Description of the task: The data should be printed in full, character for character.

Document transcription data
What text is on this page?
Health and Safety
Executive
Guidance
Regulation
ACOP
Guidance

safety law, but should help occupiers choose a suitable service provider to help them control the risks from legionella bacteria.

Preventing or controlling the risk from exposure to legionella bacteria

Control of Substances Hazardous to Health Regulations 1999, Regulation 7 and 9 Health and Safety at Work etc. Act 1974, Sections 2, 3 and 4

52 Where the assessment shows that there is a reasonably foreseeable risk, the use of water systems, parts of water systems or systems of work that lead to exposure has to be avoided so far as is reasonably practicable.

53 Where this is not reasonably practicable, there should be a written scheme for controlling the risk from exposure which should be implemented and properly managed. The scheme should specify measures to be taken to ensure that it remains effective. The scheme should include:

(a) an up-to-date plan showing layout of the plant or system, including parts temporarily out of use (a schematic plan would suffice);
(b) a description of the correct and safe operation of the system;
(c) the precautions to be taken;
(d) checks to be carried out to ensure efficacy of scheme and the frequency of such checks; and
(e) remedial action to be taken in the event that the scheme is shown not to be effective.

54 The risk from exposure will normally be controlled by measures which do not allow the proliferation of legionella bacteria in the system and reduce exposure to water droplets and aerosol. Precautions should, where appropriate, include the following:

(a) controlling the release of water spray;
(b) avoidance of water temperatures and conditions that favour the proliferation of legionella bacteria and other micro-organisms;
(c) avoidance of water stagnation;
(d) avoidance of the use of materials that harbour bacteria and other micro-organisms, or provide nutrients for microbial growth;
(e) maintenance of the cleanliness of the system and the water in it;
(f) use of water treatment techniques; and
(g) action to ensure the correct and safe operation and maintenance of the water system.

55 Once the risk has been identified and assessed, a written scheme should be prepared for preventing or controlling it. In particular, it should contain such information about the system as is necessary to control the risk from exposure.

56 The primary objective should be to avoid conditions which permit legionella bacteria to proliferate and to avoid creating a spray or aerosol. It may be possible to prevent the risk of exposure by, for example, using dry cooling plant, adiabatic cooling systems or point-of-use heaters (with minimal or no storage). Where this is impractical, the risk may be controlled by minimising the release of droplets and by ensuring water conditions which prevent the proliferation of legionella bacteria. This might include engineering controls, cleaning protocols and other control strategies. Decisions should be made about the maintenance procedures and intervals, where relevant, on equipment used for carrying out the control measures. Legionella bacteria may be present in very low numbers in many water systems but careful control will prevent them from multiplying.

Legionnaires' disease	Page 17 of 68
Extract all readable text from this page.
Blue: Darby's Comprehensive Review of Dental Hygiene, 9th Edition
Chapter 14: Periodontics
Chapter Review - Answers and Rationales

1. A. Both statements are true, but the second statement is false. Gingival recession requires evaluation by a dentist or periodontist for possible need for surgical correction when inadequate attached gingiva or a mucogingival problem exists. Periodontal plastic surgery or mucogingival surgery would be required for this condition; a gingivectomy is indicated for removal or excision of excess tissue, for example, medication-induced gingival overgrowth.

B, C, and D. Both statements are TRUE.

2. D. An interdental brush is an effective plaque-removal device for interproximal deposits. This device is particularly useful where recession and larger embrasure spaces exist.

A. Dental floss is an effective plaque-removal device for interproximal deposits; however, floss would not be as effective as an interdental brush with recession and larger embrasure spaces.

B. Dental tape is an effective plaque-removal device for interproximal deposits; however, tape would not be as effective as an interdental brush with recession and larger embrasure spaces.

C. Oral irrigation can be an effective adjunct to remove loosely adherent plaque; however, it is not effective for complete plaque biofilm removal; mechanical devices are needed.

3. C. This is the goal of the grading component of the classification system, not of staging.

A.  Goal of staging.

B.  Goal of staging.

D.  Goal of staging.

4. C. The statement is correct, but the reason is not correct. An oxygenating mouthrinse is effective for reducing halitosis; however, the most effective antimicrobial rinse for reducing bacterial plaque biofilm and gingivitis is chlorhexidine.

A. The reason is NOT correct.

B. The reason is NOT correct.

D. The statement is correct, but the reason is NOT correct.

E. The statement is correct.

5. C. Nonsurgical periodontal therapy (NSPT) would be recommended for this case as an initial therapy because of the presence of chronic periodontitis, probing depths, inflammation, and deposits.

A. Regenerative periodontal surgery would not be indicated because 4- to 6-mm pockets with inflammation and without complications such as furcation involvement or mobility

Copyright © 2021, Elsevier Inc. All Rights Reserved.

Response below:
What text is on this page?
Health and Safety
Executive
Guidance
Regulation
ACOP
Guidance

safety law, but should help occupiers choose a suitable service provider to help them control the risks from legionella bacteria.

Preventing or controlling the risk from exposure to legionella bacteria

Control of Substances Hazardous to Health Regulations 1999, Regulation 7 and 9 Health and Safety at Work etc. Act 1974, Sections 2, 3 and 4

52 Where the assessment shows that there is a reasonably foreseeable risk, the use of water systems, parts of water systems or systems of work that lead to exposure has to be avoided so far as is reasonably practicable.

53 Where this is not reasonably practicable, there should be a written scheme for controlling the risk from exposure which should be implemented and properly managed. The scheme should specify measures to be taken to ensure that it remains effective. The scheme should include:

(a) an up-to-date plan showing layout of the plant or system, including parts temporarily out of use (a schematic plan would suffice);
(b) a description of the correct and safe operation of the system;
(c) the precautions to be taken;
(d) checks to be carried out to ensure efficacy of scheme and the frequency of such checks; and
(e) remedial action to be taken in the event that the scheme is shown not to be effective.

54 The risk from exposure will normally be controlled by measures which do not allow the proliferation of legionella bacteria in the system and reduce exposure to water droplets and aerosol. Precautions should, where appropriate, include the following:

(a) controlling the release of water spray;
(b) avoidance of water temperatures and conditions that favour the proliferation of legionella bacteria and other micro-organisms;
(c) avoidance of water stagnation;
(d) avoidance of the use of materials that harbour bacteria and other micro-organisms, or provide nutrients for microbial growth;
(e) maintenance of the cleanliness of the system and the water in it;
(f) use of water treatment techniques; and
(g) action to ensure the correct and safe operation and maintenance of the water system.

55 Once the risk has been identified and assessed, a written scheme should be prepared for preventing or controlling it. In particular, it should contain such information about the system as is necessary to control the risk from exposure.

56 The primary objective should be to avoid conditions which permit legionella bacteria to proliferate and to avoid creating a spray or aerosol. It may be possible to prevent the risk of exposure by, for example, using dry cooling plant, adiabatic cooling systems or point-of-use heaters (with minimal or no storage). Where this is impractical, the risk may be controlled by minimising the release of droplets and by ensuring water conditions which prevent the proliferation of legionella bacteria. This might include engineering controls, cleaning protocols and other control strategies. Decisions should be made about the maintenance procedures and intervals, where relevant, on equipment used for carrying out the control measures. Legionella bacteria may be present in very low numbers in many water systems but careful control will prevent them from multiplying.

Legionnaires' disease	Page 17 of 68
Extract all readable text from this page.
Blue: Darby's Comprehensive Review of Dental Hygiene, 9th Edition
Chapter 14: Periodontics
Chapter Review - Answers and Rationales

1. A. Both statements are true, but the second statement is false. Gingival recession requires evaluation by a dentist or periodontist for possible need for surgical correction when inadequate attached gingiva or a mucogingival problem exists. Periodontal plastic surgery or mucogingival surgery would be required for this condition; a gingivectomy is indicated for removal or excision of excess tissue, for example, medication-induced gingival overgrowth.

B, C, and D. Both statements are TRUE.

2. D. An interdental brush is an effective plaque-removal device for interproximal deposits. This device is particularly useful where recession and larger embrasure spaces exist.

A. Dental floss is an effective plaque-removal device for interproximal deposits; however, floss would not be as effective as an interdental brush with recession and larger embrasure spaces.

B. Dental tape is an effective plaque-removal device for interproximal deposits; however, tape would not be as effective as an interdental brush with recession and larger embrasure spaces.

C. Oral irrigation can be an effective adjunct to remove loosely adherent plaque; however, it is not effective for complete plaque biofilm removal; mechanical devices are needed.

3. C. This is the goal of the grading component of the classification system, not of staging.

A.  Goal of staging.

B.  Goal of staging.

D.  Goal of staging.

4. C. The statement is correct, but the reason is not correct. An oxygenating mouthrinse is effective for reducing halitosis; however, the most effective antimicrobial rinse for reducing bacterial plaque biofilm and gingivitis is chlorhexidine.

A. The reason is NOT correct.

B. The reason is NOT correct.

D. The statement is correct, but the reason is NOT correct.

E. The statement is correct.

5. C. Nonsurgical periodontal therapy (NSPT) would be recommended for this case as an initial therapy because of the presence of chronic periodontitis, probing depths, inflammation, and deposits.

A. Regenerative periodontal surgery would not be indicated because 4- to 6-mm pockets with inflammation and without complications such as furcation involvement or mobility

Copyright © 2021, Elsevier Inc. All Rights Reserved.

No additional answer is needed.